■ GOAL OF THE EXERCISE
Look through the lines of the material and count those containing "JSON". Give that count alone.

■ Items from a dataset
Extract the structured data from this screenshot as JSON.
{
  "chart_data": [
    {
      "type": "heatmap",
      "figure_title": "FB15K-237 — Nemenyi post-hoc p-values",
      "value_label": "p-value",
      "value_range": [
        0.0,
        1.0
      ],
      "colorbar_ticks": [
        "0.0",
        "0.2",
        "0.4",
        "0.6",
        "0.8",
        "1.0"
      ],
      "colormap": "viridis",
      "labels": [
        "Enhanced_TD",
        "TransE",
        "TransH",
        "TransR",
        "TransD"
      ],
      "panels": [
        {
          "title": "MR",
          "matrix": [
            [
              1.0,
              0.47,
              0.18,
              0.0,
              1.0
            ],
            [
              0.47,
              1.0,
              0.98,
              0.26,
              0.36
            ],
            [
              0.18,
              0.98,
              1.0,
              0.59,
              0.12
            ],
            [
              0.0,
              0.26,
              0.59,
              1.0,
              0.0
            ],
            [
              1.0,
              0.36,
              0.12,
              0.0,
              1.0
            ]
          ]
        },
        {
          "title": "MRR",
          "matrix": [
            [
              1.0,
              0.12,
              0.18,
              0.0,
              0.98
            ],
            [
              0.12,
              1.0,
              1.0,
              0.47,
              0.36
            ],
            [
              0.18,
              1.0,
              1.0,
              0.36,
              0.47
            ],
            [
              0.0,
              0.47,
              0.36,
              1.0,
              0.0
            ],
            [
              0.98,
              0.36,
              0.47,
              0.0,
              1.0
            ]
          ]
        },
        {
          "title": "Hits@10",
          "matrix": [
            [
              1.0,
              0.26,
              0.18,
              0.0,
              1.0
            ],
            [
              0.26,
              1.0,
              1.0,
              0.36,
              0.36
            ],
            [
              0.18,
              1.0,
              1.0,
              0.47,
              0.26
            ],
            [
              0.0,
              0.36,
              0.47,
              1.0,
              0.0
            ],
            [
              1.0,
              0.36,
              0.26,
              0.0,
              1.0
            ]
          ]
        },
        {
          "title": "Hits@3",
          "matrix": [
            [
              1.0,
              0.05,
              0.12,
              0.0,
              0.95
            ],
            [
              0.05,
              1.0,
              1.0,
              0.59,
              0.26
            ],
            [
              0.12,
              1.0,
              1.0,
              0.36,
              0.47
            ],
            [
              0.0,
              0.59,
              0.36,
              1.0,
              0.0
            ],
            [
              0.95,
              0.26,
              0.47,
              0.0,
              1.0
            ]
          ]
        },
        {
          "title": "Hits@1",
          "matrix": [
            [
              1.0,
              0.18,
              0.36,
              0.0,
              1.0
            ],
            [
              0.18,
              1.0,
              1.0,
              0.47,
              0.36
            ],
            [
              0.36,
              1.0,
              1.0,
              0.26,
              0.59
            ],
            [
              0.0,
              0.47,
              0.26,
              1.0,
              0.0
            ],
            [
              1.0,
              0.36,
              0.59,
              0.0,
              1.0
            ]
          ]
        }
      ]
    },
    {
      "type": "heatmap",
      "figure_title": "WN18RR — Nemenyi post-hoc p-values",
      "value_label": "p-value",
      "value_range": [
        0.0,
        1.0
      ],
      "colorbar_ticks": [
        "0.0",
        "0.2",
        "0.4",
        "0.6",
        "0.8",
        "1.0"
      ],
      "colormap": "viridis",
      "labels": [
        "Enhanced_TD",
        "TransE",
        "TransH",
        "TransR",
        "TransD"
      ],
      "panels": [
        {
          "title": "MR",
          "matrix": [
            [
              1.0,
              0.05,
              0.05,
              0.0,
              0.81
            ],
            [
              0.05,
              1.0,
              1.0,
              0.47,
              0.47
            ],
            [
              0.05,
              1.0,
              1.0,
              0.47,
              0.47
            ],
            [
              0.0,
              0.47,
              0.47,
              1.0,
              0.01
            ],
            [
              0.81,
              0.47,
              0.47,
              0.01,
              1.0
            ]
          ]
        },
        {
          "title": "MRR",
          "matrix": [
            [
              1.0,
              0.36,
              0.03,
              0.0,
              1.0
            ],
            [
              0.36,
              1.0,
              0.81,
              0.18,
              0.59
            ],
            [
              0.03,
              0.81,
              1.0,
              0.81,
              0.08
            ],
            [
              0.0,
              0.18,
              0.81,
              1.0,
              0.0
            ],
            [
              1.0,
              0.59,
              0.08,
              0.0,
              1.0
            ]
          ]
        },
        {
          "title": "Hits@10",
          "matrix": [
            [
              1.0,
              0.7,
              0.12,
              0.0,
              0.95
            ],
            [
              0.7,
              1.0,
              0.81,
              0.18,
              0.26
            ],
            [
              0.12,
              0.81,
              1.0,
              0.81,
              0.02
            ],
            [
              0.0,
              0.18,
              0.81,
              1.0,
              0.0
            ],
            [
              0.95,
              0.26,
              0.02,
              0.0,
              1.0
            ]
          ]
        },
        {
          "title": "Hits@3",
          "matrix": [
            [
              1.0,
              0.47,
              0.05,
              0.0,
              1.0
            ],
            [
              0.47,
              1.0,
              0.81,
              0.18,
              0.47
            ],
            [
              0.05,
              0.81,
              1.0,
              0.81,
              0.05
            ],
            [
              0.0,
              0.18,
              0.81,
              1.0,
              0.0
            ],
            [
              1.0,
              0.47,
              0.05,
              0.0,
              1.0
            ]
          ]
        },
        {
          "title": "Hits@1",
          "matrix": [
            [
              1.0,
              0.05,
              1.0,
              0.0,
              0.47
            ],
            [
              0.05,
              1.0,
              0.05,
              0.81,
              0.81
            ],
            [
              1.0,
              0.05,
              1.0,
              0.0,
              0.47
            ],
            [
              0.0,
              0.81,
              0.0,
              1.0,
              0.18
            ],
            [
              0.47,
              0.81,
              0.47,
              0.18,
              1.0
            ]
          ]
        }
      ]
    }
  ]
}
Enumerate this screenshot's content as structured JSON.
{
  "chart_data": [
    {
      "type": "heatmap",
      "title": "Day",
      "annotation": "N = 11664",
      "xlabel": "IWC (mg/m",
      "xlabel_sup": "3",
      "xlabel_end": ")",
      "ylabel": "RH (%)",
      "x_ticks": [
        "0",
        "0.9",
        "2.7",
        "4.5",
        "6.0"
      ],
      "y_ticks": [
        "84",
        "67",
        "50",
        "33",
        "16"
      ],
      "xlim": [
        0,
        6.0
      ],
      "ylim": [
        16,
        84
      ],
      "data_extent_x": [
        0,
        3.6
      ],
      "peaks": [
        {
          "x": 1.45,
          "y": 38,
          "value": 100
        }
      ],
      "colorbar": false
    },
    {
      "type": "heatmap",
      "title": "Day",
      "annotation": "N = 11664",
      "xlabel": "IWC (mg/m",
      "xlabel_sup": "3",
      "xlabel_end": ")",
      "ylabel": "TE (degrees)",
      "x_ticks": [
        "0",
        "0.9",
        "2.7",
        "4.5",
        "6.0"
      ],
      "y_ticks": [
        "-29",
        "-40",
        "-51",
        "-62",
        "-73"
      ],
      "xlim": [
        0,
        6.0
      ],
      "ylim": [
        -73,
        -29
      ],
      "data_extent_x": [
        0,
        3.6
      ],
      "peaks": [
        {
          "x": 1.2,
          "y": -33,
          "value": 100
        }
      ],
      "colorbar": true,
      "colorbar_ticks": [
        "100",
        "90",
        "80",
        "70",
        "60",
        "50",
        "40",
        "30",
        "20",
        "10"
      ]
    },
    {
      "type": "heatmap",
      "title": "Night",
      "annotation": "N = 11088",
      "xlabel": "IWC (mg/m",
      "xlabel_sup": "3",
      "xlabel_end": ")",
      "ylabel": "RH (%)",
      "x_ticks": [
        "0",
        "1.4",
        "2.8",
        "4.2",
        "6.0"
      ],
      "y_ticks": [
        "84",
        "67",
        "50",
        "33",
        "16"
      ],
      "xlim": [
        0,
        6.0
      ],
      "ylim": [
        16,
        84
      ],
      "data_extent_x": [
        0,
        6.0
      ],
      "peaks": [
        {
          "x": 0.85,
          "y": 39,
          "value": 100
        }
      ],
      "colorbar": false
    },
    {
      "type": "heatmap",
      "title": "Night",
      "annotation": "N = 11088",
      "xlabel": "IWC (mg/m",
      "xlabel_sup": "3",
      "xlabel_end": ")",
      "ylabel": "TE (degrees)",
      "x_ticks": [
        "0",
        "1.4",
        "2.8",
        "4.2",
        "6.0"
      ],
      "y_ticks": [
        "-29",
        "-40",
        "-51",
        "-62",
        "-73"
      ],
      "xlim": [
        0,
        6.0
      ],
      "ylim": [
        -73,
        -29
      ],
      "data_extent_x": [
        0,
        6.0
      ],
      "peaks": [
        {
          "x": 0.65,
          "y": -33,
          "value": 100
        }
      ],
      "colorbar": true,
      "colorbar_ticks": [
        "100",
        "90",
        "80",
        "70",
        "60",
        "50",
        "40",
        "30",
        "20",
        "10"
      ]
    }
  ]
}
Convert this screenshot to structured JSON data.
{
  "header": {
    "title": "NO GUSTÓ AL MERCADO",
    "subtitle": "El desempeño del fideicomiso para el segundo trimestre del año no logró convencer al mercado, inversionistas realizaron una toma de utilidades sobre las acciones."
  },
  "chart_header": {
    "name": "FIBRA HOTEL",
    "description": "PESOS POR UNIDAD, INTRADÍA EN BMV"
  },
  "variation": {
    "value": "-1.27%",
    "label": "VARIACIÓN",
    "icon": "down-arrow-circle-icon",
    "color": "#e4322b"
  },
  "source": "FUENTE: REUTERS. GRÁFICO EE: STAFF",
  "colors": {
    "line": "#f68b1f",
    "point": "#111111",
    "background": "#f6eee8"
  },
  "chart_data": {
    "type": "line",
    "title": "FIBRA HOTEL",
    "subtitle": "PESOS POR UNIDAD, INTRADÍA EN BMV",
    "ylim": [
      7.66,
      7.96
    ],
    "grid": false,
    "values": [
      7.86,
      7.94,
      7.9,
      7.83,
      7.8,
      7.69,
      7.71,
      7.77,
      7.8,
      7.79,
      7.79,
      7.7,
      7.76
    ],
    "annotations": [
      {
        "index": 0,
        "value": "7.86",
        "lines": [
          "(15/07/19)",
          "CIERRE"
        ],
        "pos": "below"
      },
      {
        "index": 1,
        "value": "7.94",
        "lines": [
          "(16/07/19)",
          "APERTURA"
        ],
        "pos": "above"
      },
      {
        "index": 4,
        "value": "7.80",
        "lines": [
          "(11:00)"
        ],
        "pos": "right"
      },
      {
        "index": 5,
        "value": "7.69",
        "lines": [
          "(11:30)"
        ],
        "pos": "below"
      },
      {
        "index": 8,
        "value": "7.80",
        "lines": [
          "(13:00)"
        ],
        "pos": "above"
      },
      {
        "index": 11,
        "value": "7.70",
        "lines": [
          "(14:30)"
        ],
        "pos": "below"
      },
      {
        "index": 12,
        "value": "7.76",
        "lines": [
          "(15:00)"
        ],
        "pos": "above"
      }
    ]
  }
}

■ FINAL RESULT
3